* Detalhes da tarefa
Responda a estas perguntas com base no texto sobre a Bulova:
1. Em que ano e em que cidade Joseph Bulova abre o seu negócio?
2. Quanto custou o spot comercial de 10 segundos lançado em 1941?
3. A que marca coube o primeiro spot televisivo a cores?

* Excerto do documento
┄┄┄┄┄┄
10 abril 2008

Checo-mate a horas

Checo dos cinco costados, Joseph Bulova, abre em 1875, em Nova Iorque, um boteco joalheiro. Praga não era o ideal -como em muitas outras capitais europeias- e todos os caminhos apontavam para o outro lado do Atlântico. Em Maiden Lane começou por vender relógios de mesa (et boudoir) e ainda relógios de bolso. Um negócio de horas em hora certa. Em 1919 começa a produção de relógios de pulso para homem e daí para cá, a marca, só parou na lua, onde, desde 1969 um temporizador Bulova plantado no lunar 'Mar da Tranquilidade', controla emissão vital de informação.

Mas a parte engraçada, é que, seguindo a tradição Bulova (Joseph já cá não mora em '41) de dar a conhecer as suas produções a tempo e horas no mercado certo (vulgo Marketing) Arde Bulova -herdeiro, claro está- lança o primeiro spot comercial televisivo legal do mundo em 1941. Ideia simples e sem grandes malabarismos: imagem de um relógio da marca e um mapa dos EUA. Em voice-over a mensagem curta e precisa: 'America runs on Bulova time'.

Agora, a outra parte engraçada: esta 'mega-campanha' de 10 segundos, emitida pela WNBT afiliada da nova iorquina NBC, custou a 'astronómica' quantia de $9. Nem mais, nem menos. Com uma nota de dez recebeu ainda troco. Escusado será dizer o que Arde despoletou de imediato, para ele e para o mundo da publicidade.

E já que falo aqui de pioneiros, em nota de rodapé, endereçada fugazmente ao amigo George, o primeiro spot televisivo a cores do planeta coube à marca de tabaco Pall Mall.
┄┄┄┄┄┄
* Os dados
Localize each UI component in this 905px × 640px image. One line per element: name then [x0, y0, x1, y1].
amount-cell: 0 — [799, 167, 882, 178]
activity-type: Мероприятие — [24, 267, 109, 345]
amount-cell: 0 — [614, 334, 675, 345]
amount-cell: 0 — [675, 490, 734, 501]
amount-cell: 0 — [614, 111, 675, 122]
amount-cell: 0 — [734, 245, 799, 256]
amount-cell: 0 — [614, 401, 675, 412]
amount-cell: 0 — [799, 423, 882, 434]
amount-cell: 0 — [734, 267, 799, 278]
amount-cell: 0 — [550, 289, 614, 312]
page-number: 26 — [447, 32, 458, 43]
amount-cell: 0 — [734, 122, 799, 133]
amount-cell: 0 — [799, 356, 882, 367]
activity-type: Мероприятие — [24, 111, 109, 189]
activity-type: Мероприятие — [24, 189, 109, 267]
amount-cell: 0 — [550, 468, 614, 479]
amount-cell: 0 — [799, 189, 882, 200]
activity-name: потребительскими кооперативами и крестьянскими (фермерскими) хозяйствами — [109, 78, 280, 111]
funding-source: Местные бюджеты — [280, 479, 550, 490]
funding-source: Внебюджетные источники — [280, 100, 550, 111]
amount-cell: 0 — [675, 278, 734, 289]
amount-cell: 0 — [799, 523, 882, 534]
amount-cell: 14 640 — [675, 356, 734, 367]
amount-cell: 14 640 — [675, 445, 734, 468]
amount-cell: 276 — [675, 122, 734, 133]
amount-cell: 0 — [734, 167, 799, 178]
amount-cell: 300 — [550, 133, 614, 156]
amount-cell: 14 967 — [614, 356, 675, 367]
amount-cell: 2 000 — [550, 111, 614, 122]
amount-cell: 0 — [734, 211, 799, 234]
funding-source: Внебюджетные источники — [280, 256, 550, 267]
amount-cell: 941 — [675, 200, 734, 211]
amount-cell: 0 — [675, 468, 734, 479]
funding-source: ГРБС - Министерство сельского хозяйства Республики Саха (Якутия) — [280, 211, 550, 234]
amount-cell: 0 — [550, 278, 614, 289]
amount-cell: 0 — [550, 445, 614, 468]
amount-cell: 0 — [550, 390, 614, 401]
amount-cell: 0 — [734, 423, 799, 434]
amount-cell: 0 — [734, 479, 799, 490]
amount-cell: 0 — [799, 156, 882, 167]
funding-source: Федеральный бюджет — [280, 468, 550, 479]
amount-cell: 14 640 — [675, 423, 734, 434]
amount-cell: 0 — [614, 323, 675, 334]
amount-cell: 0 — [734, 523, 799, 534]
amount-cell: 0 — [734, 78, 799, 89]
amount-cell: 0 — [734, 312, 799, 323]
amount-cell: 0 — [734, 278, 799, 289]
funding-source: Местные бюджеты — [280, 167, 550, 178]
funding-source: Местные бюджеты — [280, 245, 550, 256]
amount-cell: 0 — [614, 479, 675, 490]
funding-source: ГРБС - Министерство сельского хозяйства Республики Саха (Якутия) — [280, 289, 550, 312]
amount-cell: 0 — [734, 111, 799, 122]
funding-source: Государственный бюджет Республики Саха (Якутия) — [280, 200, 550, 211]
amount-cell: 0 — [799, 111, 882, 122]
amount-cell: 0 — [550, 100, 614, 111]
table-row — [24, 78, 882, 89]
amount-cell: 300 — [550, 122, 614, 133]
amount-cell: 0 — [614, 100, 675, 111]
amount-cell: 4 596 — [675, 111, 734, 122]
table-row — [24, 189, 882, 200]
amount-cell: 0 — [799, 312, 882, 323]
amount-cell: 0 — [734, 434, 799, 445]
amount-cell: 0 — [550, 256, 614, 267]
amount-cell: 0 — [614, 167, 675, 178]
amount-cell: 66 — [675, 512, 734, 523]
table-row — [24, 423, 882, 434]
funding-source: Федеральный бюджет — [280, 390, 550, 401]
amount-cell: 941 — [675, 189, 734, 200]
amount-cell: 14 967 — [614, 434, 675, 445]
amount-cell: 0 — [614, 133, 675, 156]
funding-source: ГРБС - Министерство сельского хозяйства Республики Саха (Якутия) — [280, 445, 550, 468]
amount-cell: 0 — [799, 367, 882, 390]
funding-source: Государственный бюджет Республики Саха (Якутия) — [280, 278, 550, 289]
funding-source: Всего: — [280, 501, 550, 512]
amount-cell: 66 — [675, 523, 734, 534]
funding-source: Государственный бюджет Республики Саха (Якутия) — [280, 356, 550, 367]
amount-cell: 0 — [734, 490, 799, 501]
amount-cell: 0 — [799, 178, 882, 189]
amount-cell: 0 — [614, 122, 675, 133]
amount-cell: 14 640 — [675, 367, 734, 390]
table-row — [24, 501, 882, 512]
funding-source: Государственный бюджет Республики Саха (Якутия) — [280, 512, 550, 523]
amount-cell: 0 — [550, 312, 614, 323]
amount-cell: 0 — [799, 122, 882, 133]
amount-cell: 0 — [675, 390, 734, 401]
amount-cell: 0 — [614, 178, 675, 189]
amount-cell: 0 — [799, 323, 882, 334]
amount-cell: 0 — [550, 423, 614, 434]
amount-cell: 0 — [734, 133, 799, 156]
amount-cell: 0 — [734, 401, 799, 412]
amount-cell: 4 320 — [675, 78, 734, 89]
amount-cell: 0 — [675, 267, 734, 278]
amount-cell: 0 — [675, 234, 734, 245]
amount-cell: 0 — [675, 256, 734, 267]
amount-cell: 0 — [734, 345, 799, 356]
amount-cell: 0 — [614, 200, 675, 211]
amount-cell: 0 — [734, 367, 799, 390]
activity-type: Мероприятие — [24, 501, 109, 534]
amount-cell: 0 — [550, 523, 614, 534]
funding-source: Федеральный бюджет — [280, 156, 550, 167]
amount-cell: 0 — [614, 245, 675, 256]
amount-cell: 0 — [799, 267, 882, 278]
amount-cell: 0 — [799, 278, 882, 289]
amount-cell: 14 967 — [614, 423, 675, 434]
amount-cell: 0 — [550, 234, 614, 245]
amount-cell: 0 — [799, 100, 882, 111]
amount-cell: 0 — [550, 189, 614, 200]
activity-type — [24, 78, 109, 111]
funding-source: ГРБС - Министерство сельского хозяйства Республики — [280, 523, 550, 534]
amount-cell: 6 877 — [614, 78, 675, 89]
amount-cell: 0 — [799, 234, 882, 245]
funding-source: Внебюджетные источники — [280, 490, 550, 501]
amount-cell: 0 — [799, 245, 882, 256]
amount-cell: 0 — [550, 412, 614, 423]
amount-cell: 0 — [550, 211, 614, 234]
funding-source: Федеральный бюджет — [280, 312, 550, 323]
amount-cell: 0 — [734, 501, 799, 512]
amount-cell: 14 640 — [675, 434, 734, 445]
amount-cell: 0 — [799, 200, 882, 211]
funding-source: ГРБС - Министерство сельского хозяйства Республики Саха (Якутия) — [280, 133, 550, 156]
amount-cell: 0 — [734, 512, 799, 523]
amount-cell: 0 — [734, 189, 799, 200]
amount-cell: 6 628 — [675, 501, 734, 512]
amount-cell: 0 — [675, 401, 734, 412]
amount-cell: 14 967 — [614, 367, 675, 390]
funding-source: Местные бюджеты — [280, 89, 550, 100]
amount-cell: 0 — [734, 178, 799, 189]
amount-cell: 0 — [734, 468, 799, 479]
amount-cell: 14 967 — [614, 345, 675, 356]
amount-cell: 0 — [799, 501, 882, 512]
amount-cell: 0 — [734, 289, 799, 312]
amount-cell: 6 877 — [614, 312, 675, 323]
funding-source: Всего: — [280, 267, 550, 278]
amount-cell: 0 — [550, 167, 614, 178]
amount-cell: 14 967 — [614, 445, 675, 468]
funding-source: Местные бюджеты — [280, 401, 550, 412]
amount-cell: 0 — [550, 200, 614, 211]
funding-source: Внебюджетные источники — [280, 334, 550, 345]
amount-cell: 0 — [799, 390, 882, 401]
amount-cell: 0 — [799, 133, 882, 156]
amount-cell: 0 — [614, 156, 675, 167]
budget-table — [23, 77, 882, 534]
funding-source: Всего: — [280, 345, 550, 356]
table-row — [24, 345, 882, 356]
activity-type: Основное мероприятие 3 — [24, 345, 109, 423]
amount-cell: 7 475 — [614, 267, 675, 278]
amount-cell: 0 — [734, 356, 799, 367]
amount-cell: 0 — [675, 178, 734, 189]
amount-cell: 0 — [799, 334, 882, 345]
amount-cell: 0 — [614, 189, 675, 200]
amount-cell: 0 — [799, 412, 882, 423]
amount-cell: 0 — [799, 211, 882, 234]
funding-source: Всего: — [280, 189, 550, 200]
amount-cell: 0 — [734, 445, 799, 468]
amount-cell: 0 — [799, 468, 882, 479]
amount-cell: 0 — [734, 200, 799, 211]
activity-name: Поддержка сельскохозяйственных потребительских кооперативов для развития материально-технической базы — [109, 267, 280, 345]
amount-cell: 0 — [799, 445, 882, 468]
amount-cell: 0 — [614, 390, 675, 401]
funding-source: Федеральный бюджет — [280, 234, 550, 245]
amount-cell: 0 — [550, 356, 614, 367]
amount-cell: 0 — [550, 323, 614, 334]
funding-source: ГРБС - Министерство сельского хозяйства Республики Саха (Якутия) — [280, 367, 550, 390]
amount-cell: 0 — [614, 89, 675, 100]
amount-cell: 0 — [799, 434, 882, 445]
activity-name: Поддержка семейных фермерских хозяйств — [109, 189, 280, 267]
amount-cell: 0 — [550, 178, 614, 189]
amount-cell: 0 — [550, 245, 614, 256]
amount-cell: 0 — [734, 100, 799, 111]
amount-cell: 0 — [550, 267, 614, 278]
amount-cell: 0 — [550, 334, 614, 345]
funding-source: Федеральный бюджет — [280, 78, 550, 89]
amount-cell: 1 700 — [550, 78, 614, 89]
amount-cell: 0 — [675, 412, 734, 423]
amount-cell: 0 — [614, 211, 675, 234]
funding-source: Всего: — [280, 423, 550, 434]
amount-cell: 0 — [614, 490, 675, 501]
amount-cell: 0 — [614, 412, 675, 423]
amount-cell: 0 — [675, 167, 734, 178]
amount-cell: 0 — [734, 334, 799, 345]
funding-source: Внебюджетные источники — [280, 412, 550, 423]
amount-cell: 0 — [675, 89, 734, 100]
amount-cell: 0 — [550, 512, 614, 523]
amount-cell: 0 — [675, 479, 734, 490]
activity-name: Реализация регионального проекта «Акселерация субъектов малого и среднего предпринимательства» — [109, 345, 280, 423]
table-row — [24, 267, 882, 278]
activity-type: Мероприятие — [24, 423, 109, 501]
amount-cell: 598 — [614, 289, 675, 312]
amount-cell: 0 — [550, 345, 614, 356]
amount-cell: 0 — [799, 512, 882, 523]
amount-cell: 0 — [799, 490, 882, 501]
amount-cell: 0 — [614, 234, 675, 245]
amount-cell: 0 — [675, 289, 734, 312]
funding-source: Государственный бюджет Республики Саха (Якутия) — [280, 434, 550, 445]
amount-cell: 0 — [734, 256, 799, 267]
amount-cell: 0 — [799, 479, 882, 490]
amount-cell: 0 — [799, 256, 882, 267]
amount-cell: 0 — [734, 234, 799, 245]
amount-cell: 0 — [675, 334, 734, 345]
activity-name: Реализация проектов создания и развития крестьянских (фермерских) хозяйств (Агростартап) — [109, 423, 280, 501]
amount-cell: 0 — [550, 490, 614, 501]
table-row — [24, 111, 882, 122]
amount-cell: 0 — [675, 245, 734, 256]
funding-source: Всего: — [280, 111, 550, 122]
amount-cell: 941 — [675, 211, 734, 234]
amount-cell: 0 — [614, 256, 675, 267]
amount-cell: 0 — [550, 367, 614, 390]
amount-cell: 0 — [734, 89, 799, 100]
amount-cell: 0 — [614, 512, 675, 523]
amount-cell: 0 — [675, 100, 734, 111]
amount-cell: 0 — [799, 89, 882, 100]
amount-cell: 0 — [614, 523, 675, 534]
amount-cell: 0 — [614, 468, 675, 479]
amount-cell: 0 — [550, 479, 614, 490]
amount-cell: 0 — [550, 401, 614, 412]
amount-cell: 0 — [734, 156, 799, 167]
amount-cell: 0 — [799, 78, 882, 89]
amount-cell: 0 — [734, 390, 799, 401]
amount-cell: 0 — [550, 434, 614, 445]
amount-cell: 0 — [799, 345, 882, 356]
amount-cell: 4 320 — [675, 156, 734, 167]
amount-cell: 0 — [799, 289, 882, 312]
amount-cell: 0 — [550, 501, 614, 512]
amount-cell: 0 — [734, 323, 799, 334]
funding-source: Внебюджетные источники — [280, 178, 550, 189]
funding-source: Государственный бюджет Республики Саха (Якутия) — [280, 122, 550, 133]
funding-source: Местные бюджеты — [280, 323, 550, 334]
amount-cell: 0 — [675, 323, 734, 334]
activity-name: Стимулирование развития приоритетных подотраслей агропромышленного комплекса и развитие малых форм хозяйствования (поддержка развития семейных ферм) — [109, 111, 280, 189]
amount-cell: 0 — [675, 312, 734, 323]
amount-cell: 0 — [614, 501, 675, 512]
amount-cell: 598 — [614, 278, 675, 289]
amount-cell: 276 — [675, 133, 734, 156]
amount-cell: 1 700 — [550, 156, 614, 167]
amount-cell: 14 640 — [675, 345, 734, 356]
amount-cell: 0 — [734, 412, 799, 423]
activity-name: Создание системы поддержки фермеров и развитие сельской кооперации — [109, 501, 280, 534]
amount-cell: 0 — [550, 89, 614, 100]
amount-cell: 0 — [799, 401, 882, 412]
┄┄┄┄┄┄
* Solução
1. Em 1875, em Nova Iorque.
2. Custou $9.
3. À marca de tabaco Pall Mall.